• EXERCISE BRIEF
For the records below, say how many lines contain the string "title". Give the number only.

(Data entries for graphics)
----------------------------------------
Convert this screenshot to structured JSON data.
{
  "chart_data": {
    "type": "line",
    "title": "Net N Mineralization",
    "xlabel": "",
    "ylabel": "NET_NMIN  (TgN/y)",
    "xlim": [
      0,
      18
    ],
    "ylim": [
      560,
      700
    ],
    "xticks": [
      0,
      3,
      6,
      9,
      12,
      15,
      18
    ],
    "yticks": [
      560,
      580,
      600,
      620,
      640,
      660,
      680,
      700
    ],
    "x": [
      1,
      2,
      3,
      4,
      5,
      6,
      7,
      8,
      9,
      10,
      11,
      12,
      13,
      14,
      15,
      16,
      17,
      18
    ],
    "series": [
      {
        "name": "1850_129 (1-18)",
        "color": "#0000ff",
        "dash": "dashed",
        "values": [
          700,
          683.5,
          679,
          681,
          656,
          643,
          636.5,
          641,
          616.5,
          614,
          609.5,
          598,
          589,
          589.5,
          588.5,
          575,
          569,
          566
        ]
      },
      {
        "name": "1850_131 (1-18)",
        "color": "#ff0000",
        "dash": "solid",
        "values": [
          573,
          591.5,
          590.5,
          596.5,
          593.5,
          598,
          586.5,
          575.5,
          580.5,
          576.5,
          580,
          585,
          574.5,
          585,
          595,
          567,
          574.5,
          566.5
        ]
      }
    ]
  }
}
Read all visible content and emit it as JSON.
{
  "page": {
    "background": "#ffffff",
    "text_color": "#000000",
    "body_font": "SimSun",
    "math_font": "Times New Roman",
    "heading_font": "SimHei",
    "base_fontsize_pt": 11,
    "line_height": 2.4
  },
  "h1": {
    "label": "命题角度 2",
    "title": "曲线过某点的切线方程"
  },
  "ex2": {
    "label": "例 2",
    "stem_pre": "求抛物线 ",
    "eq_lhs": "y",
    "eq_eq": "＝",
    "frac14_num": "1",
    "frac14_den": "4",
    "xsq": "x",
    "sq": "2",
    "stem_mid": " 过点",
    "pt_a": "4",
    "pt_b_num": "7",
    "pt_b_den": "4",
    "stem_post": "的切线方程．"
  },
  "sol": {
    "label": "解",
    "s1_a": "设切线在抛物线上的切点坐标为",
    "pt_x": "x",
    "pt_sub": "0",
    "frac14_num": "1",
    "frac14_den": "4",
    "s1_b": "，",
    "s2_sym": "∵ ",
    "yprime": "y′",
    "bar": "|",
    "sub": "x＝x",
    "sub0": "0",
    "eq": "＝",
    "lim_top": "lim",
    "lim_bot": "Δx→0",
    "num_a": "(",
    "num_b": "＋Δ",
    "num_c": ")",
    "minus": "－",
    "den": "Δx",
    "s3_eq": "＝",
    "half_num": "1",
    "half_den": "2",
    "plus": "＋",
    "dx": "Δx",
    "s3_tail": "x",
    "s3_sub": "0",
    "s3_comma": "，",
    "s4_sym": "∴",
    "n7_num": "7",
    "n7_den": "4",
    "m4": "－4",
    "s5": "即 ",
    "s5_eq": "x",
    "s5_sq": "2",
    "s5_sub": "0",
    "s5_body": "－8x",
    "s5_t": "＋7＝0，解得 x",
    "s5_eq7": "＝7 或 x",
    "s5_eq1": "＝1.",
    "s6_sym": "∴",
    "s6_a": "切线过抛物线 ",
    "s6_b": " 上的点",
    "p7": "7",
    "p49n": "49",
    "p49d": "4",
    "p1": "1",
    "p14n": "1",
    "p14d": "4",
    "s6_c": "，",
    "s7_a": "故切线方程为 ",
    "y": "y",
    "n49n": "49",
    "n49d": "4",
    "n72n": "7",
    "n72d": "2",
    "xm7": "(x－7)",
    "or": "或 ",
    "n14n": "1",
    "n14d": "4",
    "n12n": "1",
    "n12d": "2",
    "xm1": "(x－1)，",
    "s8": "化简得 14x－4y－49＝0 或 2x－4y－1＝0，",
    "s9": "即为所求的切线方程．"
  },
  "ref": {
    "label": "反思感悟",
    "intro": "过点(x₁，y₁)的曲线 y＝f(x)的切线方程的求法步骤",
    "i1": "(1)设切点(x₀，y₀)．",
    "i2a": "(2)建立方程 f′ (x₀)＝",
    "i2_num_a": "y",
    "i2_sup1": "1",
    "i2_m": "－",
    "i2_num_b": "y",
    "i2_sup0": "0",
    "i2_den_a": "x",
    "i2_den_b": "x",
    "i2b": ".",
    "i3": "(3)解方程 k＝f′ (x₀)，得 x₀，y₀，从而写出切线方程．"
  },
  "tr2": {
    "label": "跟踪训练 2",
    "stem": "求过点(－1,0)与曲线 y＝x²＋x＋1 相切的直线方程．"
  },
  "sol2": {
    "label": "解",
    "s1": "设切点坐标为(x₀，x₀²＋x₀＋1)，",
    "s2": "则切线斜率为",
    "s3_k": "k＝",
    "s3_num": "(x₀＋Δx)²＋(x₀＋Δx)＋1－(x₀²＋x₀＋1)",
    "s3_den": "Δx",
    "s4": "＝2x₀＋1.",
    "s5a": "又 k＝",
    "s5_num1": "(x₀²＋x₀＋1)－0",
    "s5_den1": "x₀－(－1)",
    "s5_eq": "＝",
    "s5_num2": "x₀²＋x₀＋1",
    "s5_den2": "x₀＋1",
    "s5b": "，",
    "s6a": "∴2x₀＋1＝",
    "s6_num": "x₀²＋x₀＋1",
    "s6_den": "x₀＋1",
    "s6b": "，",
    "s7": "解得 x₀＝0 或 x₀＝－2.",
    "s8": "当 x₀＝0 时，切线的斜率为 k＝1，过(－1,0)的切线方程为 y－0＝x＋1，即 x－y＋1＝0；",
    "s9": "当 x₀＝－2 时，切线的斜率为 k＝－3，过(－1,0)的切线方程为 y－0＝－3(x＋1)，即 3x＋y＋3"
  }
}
----------------------------------------
• RESPONSE TO THE TASK
2